- What the task asks -
Copy every line of the data that contains the string "scores".

- Collected data -
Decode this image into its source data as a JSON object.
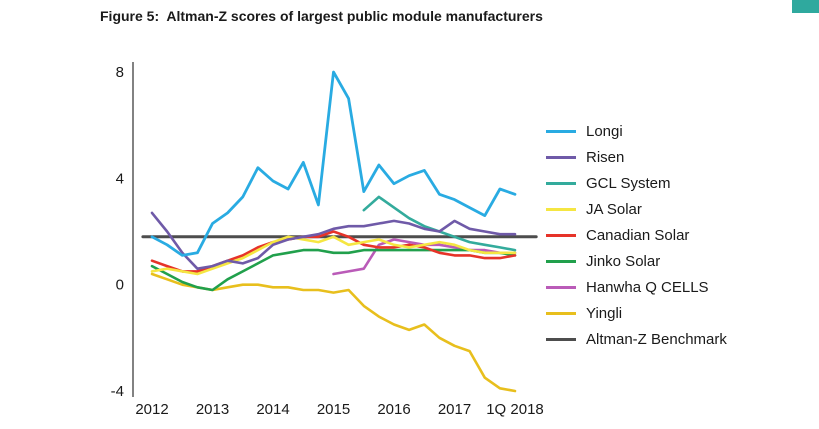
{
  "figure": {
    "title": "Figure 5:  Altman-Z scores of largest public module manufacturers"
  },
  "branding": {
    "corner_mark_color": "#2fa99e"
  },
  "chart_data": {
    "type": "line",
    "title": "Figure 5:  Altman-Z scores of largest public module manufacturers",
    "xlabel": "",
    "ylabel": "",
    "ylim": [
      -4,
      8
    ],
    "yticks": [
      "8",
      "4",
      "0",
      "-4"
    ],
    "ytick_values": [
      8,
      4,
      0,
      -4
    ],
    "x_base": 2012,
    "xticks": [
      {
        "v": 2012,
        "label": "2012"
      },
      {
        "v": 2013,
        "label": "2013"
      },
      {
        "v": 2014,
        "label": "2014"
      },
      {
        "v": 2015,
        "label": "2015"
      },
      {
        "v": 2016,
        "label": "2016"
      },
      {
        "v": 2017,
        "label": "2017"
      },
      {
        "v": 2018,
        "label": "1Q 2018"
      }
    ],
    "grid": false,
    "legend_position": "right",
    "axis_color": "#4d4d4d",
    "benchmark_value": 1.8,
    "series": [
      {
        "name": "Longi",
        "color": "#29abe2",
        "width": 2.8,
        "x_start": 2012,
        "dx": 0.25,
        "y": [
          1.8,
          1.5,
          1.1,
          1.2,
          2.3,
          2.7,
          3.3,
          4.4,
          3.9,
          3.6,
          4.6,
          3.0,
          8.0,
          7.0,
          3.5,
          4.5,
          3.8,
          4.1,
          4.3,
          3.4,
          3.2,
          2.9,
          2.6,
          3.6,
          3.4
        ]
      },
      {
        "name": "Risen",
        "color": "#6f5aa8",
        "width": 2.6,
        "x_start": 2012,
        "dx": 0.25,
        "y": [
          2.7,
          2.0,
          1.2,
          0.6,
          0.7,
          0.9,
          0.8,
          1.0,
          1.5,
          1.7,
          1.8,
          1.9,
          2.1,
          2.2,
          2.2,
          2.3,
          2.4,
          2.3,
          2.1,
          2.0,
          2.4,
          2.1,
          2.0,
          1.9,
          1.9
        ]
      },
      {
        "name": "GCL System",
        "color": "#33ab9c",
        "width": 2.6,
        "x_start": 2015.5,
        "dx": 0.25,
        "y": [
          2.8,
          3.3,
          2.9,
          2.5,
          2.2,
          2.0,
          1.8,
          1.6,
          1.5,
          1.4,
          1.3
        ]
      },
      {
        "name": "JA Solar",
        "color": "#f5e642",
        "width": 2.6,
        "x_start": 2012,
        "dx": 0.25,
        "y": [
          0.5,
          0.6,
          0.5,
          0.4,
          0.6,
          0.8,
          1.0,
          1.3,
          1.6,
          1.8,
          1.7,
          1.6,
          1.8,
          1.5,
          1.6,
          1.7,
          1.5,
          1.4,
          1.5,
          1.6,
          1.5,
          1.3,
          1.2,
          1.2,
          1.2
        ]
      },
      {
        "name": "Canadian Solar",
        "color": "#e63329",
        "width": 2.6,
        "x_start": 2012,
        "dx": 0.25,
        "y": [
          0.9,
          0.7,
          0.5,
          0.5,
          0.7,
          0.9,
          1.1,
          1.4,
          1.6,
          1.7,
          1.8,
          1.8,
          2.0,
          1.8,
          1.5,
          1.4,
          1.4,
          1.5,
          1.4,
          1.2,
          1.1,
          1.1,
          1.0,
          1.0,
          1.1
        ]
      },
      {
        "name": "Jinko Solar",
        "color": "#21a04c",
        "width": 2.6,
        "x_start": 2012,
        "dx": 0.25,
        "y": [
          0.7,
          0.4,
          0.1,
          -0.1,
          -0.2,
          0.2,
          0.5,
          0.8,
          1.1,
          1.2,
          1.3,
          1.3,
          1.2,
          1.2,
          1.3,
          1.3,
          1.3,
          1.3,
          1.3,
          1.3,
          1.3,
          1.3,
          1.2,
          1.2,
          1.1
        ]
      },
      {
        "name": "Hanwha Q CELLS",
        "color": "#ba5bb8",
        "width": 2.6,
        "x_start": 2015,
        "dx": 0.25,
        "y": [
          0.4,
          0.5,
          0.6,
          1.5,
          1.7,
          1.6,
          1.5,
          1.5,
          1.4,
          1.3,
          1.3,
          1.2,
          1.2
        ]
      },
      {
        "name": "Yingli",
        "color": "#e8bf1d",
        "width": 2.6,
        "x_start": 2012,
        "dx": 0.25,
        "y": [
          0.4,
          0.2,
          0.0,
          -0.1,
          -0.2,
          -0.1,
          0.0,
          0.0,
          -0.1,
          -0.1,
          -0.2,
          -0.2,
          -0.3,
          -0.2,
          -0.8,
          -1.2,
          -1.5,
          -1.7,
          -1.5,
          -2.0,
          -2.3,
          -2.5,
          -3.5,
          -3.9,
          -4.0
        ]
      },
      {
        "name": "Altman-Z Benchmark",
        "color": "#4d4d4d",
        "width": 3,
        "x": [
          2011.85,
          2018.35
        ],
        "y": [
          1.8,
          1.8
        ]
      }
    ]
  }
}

--

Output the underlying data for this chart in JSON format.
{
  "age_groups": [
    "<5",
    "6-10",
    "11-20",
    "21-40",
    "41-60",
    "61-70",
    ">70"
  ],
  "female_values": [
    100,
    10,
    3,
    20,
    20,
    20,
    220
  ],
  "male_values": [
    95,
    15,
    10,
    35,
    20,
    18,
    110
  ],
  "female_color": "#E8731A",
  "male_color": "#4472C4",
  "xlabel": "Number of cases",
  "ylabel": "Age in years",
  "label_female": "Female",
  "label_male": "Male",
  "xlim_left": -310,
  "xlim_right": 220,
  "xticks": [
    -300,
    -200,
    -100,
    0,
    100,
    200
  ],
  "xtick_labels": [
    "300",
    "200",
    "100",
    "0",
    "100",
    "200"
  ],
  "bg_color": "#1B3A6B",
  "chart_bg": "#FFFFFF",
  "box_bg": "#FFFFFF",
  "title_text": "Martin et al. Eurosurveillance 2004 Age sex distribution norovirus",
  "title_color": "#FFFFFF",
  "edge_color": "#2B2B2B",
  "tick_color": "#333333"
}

...

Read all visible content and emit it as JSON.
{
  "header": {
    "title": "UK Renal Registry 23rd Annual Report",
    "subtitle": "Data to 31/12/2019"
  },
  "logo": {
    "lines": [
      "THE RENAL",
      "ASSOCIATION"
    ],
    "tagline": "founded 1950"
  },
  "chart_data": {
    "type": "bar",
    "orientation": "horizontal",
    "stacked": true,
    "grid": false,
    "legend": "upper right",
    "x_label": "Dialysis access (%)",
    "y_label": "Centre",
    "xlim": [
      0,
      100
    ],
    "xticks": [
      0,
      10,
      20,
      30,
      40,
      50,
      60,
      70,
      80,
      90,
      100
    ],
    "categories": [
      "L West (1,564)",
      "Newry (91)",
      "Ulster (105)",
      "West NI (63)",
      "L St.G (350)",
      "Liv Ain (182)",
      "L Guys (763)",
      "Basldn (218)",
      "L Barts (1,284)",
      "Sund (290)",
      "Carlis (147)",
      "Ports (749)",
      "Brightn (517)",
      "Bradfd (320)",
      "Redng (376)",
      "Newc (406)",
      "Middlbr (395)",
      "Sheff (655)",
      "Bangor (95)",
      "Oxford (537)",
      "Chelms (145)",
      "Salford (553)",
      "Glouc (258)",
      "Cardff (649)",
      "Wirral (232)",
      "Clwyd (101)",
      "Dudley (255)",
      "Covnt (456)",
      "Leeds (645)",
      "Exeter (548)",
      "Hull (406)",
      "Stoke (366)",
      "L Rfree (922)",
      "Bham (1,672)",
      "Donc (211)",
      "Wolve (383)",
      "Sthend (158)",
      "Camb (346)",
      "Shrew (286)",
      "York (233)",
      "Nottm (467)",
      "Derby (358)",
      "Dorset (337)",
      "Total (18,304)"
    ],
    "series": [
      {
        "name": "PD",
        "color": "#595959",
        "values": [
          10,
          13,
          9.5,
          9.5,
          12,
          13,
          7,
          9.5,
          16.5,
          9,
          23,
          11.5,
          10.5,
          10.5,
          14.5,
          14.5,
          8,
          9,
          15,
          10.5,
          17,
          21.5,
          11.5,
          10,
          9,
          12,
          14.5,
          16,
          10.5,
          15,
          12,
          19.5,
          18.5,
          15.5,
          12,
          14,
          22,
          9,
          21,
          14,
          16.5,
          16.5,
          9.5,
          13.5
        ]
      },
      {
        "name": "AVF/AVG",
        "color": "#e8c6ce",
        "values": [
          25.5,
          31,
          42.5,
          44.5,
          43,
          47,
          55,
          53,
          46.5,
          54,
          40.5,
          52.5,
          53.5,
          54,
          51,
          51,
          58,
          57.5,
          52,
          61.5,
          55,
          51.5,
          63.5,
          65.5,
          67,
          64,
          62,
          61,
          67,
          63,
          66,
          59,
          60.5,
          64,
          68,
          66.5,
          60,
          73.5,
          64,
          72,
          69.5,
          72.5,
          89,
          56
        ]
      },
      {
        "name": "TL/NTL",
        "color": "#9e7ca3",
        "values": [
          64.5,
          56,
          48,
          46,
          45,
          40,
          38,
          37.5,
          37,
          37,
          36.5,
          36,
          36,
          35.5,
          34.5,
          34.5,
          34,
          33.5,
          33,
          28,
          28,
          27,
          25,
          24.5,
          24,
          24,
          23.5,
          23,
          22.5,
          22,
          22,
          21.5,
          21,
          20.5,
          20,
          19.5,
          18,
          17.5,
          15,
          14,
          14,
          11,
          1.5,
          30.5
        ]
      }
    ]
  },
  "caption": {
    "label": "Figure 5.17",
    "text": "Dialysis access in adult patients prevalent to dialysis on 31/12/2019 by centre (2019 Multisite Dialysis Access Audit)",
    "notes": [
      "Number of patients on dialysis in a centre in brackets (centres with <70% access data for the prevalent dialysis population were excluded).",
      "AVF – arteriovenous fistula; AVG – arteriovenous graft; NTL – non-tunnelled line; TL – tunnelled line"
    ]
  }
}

- Problem solution -
    "title": "Figure 5:  Altman-Z scores of largest public module manufacturers"
    "title": "Figure 5:  Altman-Z scores of largest public module manufacturers",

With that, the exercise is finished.